**WHAT IS ASKED**
Select all lines in the records that include "JSON".
:: SOURCE RECORDS
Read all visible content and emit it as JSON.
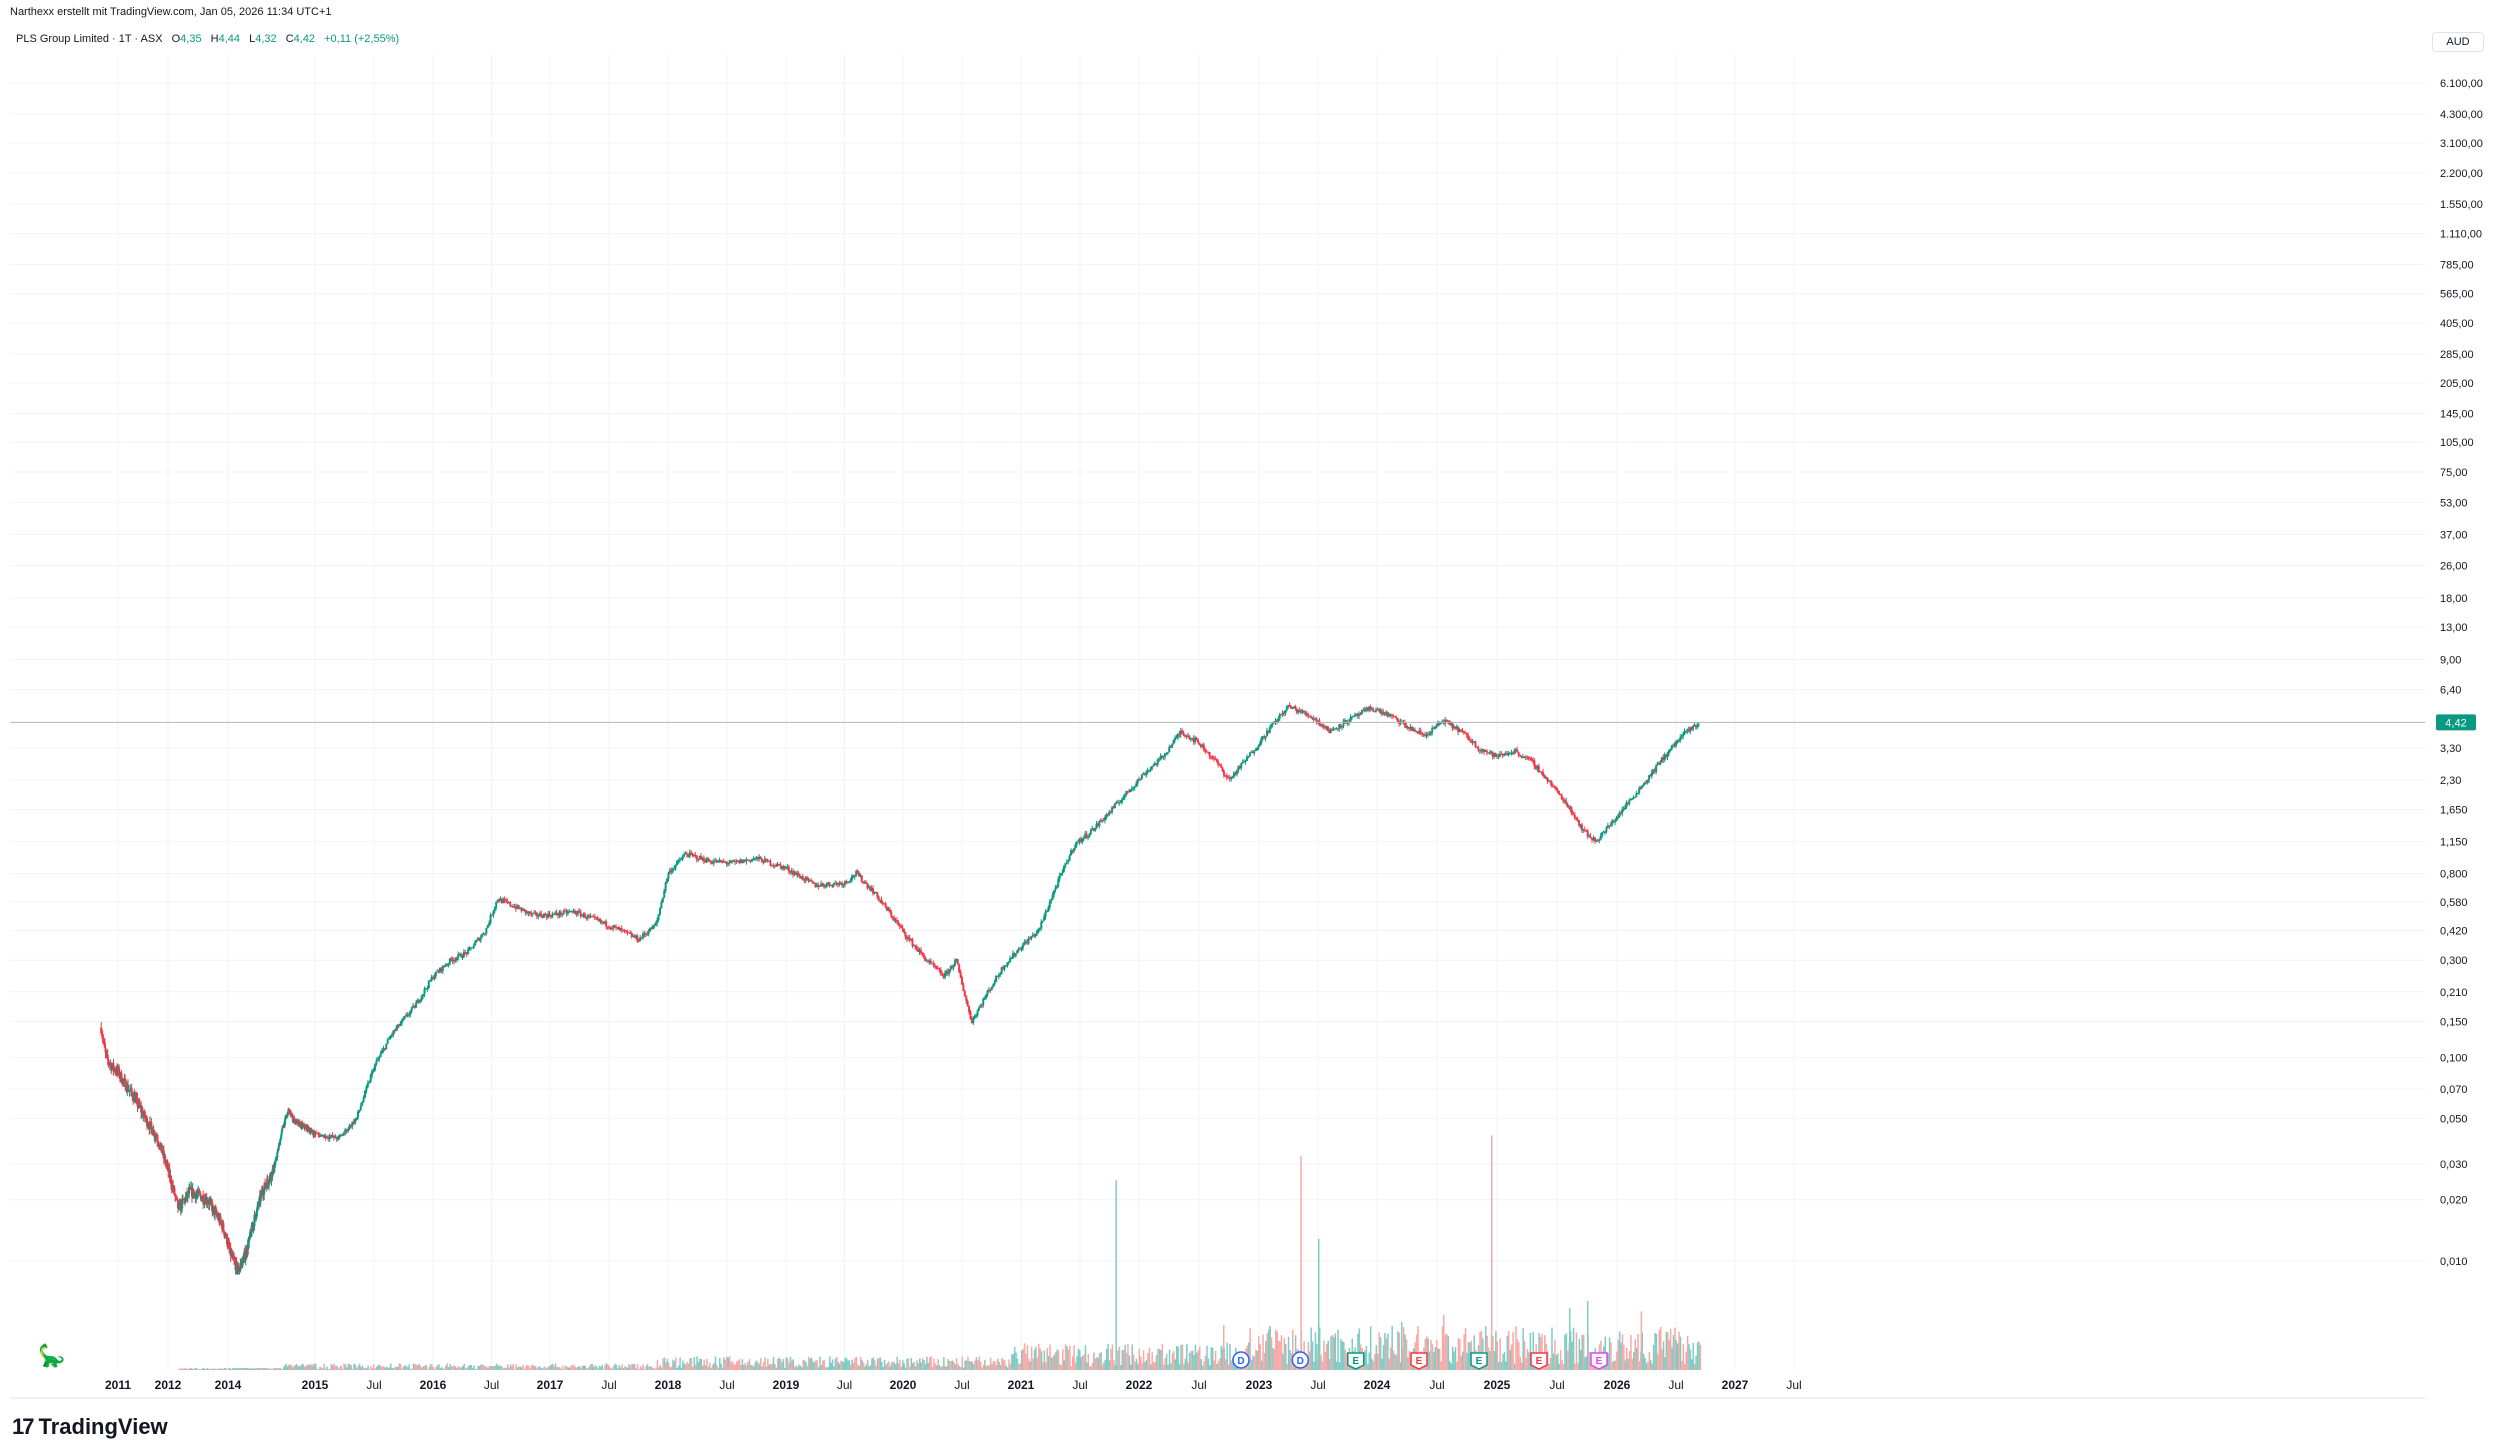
{
  "header": {
    "published_by": "Narthexx erstellt mit TradingView.com, Jan 05, 2026 11:34 UTC+1"
  },
  "legend": {
    "symbol": "PLS Group Limited · 1T · ASX",
    "open_label": "O",
    "open": "4,35",
    "high_label": "H",
    "high": "4,44",
    "low_label": "L",
    "low": "4,32",
    "close_label": "C",
    "close": "4,42",
    "change": "+0,11 (+2,55%)"
  },
  "currency_button": "AUD",
  "brand": {
    "logo": "17",
    "name": "TradingView"
  },
  "colors": {
    "up": "#089981",
    "down": "#f23645",
    "up_volume": "#80cbc4",
    "down_volume": "#f7a9a7",
    "grid": "#f0f3fa",
    "price_line": "#b2b5be",
    "price_tag": "#089981",
    "dividend": "#2962ff",
    "earnings_pos": "#089981",
    "earnings_neg": "#f23645",
    "earnings_future": "#e040fb"
  },
  "chart_data": {
    "type": "candlestick",
    "scale": "log",
    "y_axis_labels": [
      "6.100,00",
      "4.300,00",
      "3.100,00",
      "2.200,00",
      "1.550,00",
      "1.110,00",
      "785,00",
      "565,00",
      "405,00",
      "285,00",
      "205,00",
      "145,00",
      "105,00",
      "75,00",
      "53,00",
      "37,00",
      "26,00",
      "18,00",
      "13,00",
      "9,00",
      "6,40",
      "3,30",
      "2,30",
      "1,650",
      "1,150",
      "0,800",
      "0,580",
      "0,420",
      "0,300",
      "0,210",
      "0,150",
      "0,100",
      "0,070",
      "0,050",
      "0,030",
      "0,020",
      "0,010"
    ],
    "y_axis_values": [
      6100,
      4300,
      3100,
      2200,
      1550,
      1110,
      785,
      565,
      405,
      285,
      205,
      145,
      105,
      75,
      53,
      37,
      26,
      18,
      13,
      9,
      6.4,
      3.3,
      2.3,
      1.65,
      1.15,
      0.8,
      0.58,
      0.42,
      0.3,
      0.21,
      0.15,
      0.1,
      0.07,
      0.05,
      0.03,
      0.02,
      0.01
    ],
    "x_axis_labels": [
      {
        "label": "2011",
        "t": 2011.0,
        "bold": true
      },
      {
        "label": "2012",
        "t": 2011.82,
        "bold": true
      },
      {
        "label": "2014",
        "t": 2012.85,
        "bold": true
      },
      {
        "label": "2015",
        "t": 2015.0,
        "bold": true
      },
      {
        "label": "Jul",
        "t": 2015.5,
        "bold": false
      },
      {
        "label": "2016",
        "t": 2016.0,
        "bold": true
      },
      {
        "label": "Jul",
        "t": 2016.5,
        "bold": false
      },
      {
        "label": "2017",
        "t": 2017.0,
        "bold": true
      },
      {
        "label": "Jul",
        "t": 2017.5,
        "bold": false
      },
      {
        "label": "2018",
        "t": 2018.0,
        "bold": true
      },
      {
        "label": "Jul",
        "t": 2018.5,
        "bold": false
      },
      {
        "label": "2019",
        "t": 2019.0,
        "bold": true
      },
      {
        "label": "Jul",
        "t": 2019.5,
        "bold": false
      },
      {
        "label": "2020",
        "t": 2020.0,
        "bold": true
      },
      {
        "label": "Jul",
        "t": 2020.5,
        "bold": false
      },
      {
        "label": "2021",
        "t": 2021.0,
        "bold": true
      },
      {
        "label": "Jul",
        "t": 2021.5,
        "bold": false
      },
      {
        "label": "2022",
        "t": 2022.0,
        "bold": true
      },
      {
        "label": "Jul",
        "t": 2022.5,
        "bold": false
      },
      {
        "label": "2023",
        "t": 2023.0,
        "bold": true
      },
      {
        "label": "Jul",
        "t": 2023.5,
        "bold": false
      },
      {
        "label": "2024",
        "t": 2024.0,
        "bold": true
      },
      {
        "label": "Jul",
        "t": 2024.5,
        "bold": false
      },
      {
        "label": "2025",
        "t": 2025.0,
        "bold": true
      },
      {
        "label": "Jul",
        "t": 2025.5,
        "bold": false
      },
      {
        "label": "2026",
        "t": 2026.0,
        "bold": true
      },
      {
        "label": "Jul",
        "t": 2026.5,
        "bold": false
      },
      {
        "label": "2027",
        "t": 2027.0,
        "bold": true
      },
      {
        "label": "Jul",
        "t": 2027.5,
        "bold": false
      }
    ],
    "last_price": 4.42,
    "last_price_label": "4,42",
    "price_path": [
      [
        2010.72,
        0.14
      ],
      [
        2010.8,
        0.1
      ],
      [
        2010.9,
        0.09
      ],
      [
        2011.0,
        0.085
      ],
      [
        2011.1,
        0.075
      ],
      [
        2011.25,
        0.065
      ],
      [
        2011.45,
        0.05
      ],
      [
        2011.65,
        0.04
      ],
      [
        2011.82,
        0.028
      ],
      [
        2012.0,
        0.018
      ],
      [
        2012.2,
        0.022
      ],
      [
        2012.5,
        0.02
      ],
      [
        2012.75,
        0.015
      ],
      [
        2012.9,
        0.011
      ],
      [
        2013.1,
        0.009
      ],
      [
        2013.3,
        0.011
      ],
      [
        2013.5,
        0.016
      ],
      [
        2013.7,
        0.022
      ],
      [
        2013.85,
        0.025
      ],
      [
        2014.0,
        0.029
      ],
      [
        2014.2,
        0.045
      ],
      [
        2014.35,
        0.055
      ],
      [
        2014.45,
        0.05
      ],
      [
        2014.6,
        0.047
      ],
      [
        2014.8,
        0.045
      ],
      [
        2015.0,
        0.042
      ],
      [
        2015.2,
        0.04
      ],
      [
        2015.35,
        0.05
      ],
      [
        2015.5,
        0.09
      ],
      [
        2015.65,
        0.13
      ],
      [
        2015.85,
        0.18
      ],
      [
        2016.0,
        0.25
      ],
      [
        2016.15,
        0.3
      ],
      [
        2016.3,
        0.33
      ],
      [
        2016.45,
        0.42
      ],
      [
        2016.55,
        0.6
      ],
      [
        2016.7,
        0.55
      ],
      [
        2016.85,
        0.5
      ],
      [
        2017.0,
        0.5
      ],
      [
        2017.2,
        0.52
      ],
      [
        2017.4,
        0.47
      ],
      [
        2017.6,
        0.42
      ],
      [
        2017.75,
        0.38
      ],
      [
        2017.9,
        0.45
      ],
      [
        2018.0,
        0.8
      ],
      [
        2018.15,
        1.0
      ],
      [
        2018.35,
        0.92
      ],
      [
        2018.55,
        0.9
      ],
      [
        2018.75,
        0.95
      ],
      [
        2019.0,
        0.85
      ],
      [
        2019.25,
        0.7
      ],
      [
        2019.5,
        0.72
      ],
      [
        2019.6,
        0.8
      ],
      [
        2019.75,
        0.65
      ],
      [
        2019.9,
        0.5
      ],
      [
        2020.05,
        0.38
      ],
      [
        2020.2,
        0.3
      ],
      [
        2020.35,
        0.25
      ],
      [
        2020.45,
        0.3
      ],
      [
        2020.58,
        0.15
      ],
      [
        2020.7,
        0.2
      ],
      [
        2020.85,
        0.28
      ],
      [
        2021.0,
        0.35
      ],
      [
        2021.15,
        0.42
      ],
      [
        2021.3,
        0.7
      ],
      [
        2021.45,
        1.1
      ],
      [
        2021.6,
        1.3
      ],
      [
        2021.75,
        1.6
      ],
      [
        2021.9,
        2.0
      ],
      [
        2022.05,
        2.5
      ],
      [
        2022.2,
        3.0
      ],
      [
        2022.35,
        4.0
      ],
      [
        2022.5,
        3.5
      ],
      [
        2022.65,
        2.8
      ],
      [
        2022.75,
        2.3
      ],
      [
        2022.95,
        3.2
      ],
      [
        2023.1,
        4.2
      ],
      [
        2023.25,
        5.3
      ],
      [
        2023.45,
        4.7
      ],
      [
        2023.6,
        4.0
      ],
      [
        2023.75,
        4.5
      ],
      [
        2023.95,
        5.2
      ],
      [
        2024.1,
        4.8
      ],
      [
        2024.25,
        4.2
      ],
      [
        2024.4,
        3.8
      ],
      [
        2024.55,
        4.5
      ],
      [
        2024.7,
        4.0
      ],
      [
        2024.85,
        3.3
      ],
      [
        2025.0,
        3.0
      ],
      [
        2025.15,
        3.2
      ],
      [
        2025.3,
        2.8
      ],
      [
        2025.45,
        2.2
      ],
      [
        2025.6,
        1.7
      ],
      [
        2025.72,
        1.3
      ],
      [
        2025.82,
        1.15
      ],
      [
        2025.95,
        1.4
      ],
      [
        2026.1,
        1.8
      ],
      [
        2026.25,
        2.3
      ],
      [
        2026.4,
        3.0
      ],
      [
        2026.55,
        3.8
      ],
      [
        2026.7,
        4.42
      ]
    ],
    "volume_spikes": [
      [
        2021.8,
        0.55,
        "up"
      ],
      [
        2022.7,
        0.13,
        "down"
      ],
      [
        2023.35,
        0.62,
        "down"
      ],
      [
        2023.5,
        0.38,
        "up"
      ],
      [
        2024.2,
        0.14,
        "up"
      ],
      [
        2024.55,
        0.16,
        "down"
      ],
      [
        2024.95,
        0.68,
        "down"
      ],
      [
        2025.6,
        0.18,
        "up"
      ],
      [
        2025.75,
        0.2,
        "up"
      ],
      [
        2026.2,
        0.17,
        "down"
      ]
    ],
    "event_markers": [
      {
        "label": "D",
        "t": 2022.85,
        "type": "dividend"
      },
      {
        "label": "D",
        "t": 2023.35,
        "type": "dividend"
      },
      {
        "label": "E",
        "t": 2023.82,
        "type": "earnings_pos"
      },
      {
        "label": "E",
        "t": 2024.35,
        "type": "earnings_neg"
      },
      {
        "label": "E",
        "t": 2024.85,
        "type": "earnings_pos"
      },
      {
        "label": "E",
        "t": 2025.35,
        "type": "earnings_neg"
      },
      {
        "label": "E",
        "t": 2025.85,
        "type": "earnings_future"
      }
    ]
  }
}
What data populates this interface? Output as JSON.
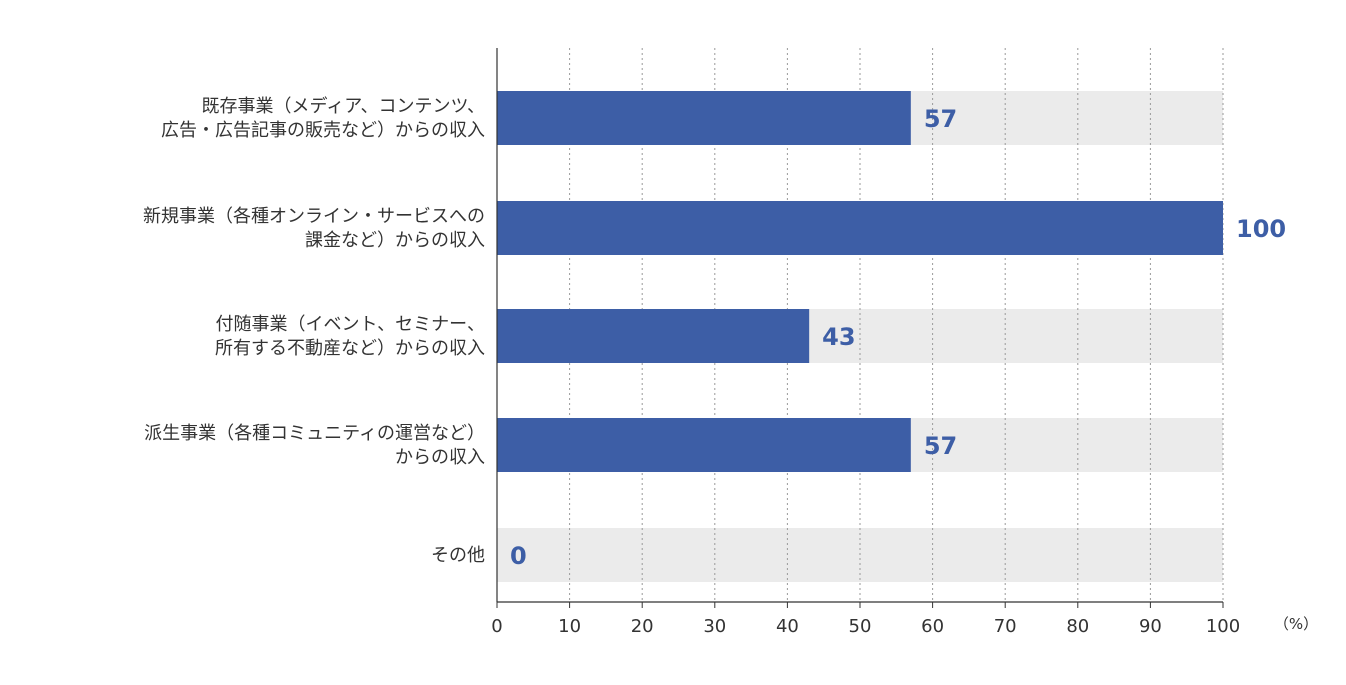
::::
**OUTPUT FOR THIS TASK**
Read all visible content and emit it as JSON.
What data populates this interface? Output as JSON.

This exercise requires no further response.